Show all lines that include the string "Salpeter"; copy each one.

**DATA ENTRIES**
________________________
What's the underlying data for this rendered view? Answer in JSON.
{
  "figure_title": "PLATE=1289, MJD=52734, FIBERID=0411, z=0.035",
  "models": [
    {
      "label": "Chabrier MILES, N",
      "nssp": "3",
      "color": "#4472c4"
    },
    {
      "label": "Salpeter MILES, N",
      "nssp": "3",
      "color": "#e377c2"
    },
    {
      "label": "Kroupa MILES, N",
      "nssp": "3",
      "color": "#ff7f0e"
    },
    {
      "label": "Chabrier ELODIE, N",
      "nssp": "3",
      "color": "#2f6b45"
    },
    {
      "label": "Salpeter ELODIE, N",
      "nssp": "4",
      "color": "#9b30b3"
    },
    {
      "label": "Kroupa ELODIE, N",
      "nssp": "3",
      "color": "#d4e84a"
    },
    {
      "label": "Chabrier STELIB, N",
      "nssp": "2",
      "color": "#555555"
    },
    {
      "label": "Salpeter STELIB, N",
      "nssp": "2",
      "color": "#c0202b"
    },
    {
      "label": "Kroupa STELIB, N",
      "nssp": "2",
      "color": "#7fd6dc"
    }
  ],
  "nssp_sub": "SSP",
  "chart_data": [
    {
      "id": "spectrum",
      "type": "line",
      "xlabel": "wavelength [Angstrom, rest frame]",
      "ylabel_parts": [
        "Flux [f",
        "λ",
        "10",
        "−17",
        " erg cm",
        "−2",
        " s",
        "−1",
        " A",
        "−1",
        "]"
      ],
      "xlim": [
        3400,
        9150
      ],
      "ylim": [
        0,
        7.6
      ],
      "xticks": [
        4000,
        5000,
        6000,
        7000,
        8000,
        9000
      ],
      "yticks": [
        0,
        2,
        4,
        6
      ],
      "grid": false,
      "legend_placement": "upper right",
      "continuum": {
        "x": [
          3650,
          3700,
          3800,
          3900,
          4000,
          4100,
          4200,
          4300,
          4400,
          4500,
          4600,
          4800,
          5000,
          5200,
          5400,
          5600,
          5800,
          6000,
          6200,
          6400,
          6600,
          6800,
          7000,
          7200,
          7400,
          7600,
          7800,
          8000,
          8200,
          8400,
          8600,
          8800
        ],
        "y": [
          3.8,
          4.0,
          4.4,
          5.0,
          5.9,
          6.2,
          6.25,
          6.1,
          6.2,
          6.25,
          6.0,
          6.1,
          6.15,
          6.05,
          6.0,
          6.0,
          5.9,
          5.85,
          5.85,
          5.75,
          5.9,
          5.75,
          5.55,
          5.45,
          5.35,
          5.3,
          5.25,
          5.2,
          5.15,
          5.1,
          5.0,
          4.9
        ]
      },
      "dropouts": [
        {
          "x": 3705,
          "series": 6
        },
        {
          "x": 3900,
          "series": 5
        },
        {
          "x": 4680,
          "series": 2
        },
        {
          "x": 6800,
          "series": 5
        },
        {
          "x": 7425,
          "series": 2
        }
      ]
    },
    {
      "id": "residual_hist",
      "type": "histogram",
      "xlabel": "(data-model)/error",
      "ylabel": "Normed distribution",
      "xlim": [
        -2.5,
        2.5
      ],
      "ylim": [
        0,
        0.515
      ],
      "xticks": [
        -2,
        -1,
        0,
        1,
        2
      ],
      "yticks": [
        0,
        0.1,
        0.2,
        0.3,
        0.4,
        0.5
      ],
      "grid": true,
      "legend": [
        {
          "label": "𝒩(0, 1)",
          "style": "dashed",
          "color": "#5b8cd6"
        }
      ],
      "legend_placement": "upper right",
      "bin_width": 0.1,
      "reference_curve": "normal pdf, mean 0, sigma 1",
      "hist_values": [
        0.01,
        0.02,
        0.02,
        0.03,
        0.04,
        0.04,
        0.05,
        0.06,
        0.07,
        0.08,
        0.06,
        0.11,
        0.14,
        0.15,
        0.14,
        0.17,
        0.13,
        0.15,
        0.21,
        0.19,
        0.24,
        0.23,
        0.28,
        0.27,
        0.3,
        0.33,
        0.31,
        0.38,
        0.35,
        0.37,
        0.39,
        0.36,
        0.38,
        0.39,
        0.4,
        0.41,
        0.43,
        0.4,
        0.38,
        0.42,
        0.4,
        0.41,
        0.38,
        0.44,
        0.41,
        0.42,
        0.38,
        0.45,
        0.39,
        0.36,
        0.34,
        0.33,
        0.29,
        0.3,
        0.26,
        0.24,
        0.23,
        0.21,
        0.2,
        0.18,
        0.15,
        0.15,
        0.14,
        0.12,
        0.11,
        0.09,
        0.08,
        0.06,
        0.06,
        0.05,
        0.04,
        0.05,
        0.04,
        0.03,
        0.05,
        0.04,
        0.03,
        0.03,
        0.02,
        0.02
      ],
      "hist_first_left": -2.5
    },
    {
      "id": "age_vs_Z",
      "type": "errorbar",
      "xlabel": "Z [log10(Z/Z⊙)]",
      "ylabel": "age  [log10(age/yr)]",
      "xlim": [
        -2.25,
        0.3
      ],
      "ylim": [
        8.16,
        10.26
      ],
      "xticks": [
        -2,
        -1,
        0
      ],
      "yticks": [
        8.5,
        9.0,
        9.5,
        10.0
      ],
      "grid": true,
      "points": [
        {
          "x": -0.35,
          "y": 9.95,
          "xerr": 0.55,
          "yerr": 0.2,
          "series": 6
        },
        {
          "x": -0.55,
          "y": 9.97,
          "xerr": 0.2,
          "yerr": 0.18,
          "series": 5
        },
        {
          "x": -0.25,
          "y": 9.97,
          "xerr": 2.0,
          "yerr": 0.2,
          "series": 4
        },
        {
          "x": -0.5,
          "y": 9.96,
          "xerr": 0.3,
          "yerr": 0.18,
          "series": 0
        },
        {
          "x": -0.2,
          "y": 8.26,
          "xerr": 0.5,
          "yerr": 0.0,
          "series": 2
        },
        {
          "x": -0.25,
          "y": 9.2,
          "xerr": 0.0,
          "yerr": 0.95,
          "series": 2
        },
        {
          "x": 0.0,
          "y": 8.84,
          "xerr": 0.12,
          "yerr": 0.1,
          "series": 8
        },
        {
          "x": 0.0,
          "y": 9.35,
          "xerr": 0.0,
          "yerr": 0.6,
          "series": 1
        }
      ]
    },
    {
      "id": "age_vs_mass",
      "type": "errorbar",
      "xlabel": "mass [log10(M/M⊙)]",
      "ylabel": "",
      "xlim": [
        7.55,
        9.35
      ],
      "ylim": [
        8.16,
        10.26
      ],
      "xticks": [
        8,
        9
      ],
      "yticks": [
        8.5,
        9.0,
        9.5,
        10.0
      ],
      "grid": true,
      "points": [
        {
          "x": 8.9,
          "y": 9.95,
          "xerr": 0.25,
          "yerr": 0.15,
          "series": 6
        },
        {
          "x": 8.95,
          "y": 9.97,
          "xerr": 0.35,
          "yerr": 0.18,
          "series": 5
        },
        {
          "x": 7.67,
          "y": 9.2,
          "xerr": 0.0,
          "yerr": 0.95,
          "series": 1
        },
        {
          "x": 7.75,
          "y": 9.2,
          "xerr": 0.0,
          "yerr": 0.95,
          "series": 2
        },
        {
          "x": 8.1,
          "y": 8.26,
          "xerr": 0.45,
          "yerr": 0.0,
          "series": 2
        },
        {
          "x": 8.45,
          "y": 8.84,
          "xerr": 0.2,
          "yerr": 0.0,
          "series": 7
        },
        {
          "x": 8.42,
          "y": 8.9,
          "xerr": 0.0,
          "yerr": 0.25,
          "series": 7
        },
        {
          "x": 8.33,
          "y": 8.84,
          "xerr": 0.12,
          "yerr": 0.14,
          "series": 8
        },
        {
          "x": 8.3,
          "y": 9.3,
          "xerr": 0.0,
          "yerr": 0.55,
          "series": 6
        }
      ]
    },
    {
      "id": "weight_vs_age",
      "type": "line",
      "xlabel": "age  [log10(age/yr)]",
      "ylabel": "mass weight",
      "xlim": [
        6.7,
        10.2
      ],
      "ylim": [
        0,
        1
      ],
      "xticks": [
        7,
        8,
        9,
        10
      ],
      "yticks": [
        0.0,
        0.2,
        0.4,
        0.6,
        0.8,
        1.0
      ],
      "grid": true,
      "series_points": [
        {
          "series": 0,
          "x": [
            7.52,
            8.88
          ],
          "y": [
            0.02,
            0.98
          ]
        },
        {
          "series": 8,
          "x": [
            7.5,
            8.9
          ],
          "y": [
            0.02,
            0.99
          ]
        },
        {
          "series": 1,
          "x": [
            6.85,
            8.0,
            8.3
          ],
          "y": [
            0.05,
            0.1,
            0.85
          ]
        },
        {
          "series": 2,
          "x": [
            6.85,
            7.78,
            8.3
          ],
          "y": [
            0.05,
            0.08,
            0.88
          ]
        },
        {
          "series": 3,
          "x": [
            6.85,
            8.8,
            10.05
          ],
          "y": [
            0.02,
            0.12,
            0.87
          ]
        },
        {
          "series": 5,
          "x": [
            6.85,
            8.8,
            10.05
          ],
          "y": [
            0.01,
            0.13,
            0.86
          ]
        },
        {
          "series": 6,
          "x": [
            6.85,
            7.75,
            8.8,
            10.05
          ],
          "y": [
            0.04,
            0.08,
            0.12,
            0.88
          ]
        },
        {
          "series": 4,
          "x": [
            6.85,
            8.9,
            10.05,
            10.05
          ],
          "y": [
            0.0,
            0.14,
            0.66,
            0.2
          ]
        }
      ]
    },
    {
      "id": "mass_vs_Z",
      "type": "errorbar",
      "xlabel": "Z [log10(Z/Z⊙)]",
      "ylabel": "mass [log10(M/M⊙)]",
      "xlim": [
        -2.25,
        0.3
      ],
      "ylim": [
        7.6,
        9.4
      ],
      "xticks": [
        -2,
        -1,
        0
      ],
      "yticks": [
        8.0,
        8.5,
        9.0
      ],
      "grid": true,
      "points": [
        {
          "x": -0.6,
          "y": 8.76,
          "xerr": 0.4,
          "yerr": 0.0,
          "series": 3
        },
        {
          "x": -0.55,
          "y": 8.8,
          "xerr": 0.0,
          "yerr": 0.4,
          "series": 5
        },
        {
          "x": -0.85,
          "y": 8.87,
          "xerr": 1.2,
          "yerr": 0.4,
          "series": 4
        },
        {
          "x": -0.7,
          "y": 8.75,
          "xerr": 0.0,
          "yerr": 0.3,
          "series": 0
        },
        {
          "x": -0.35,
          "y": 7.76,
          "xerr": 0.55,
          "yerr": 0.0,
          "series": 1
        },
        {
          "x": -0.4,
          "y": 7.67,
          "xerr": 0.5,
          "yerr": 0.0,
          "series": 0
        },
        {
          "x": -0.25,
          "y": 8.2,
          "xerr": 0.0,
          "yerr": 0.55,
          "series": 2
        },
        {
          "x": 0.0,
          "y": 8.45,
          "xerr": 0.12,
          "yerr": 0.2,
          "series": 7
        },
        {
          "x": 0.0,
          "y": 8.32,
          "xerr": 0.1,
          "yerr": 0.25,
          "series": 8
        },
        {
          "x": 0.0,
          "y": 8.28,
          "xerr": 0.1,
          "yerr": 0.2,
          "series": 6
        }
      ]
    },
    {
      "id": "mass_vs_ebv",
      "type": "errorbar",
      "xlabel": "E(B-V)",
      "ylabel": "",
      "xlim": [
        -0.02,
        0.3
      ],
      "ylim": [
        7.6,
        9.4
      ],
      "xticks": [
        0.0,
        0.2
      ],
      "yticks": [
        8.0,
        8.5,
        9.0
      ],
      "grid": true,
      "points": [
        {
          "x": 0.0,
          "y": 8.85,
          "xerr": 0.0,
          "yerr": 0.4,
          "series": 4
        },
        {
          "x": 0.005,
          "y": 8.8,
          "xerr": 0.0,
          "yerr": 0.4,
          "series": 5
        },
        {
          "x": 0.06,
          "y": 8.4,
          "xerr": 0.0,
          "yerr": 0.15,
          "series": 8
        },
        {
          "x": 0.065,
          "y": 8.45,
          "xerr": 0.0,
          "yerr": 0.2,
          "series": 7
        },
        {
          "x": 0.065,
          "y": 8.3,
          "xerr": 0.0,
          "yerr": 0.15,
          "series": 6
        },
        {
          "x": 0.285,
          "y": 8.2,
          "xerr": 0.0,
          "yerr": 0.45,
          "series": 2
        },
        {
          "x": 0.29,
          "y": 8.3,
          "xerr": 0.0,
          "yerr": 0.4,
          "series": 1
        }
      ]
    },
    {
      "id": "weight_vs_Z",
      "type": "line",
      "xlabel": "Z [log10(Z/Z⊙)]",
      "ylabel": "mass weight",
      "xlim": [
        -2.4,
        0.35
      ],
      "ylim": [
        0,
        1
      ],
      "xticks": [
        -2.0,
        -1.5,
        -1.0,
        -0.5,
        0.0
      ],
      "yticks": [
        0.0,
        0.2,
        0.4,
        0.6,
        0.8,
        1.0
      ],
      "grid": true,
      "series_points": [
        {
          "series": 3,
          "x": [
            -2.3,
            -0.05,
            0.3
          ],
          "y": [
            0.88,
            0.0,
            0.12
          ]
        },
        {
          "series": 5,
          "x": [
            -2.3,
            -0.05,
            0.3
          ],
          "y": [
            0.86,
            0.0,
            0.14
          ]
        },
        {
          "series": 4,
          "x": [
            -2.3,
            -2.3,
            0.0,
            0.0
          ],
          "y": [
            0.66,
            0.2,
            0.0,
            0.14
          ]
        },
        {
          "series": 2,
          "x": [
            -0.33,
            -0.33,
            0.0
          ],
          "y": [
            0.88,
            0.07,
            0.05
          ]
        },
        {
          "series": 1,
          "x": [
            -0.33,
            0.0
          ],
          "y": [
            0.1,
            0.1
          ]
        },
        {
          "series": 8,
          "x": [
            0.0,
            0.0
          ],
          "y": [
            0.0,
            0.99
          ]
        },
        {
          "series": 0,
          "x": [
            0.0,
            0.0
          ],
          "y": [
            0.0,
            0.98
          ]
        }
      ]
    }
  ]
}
________________________
**TASK OUTPUT**
      "label": "Salpeter MILES, N",
      "label": "Salpeter ELODIE, N",
      "label": "Salpeter STELIB, N",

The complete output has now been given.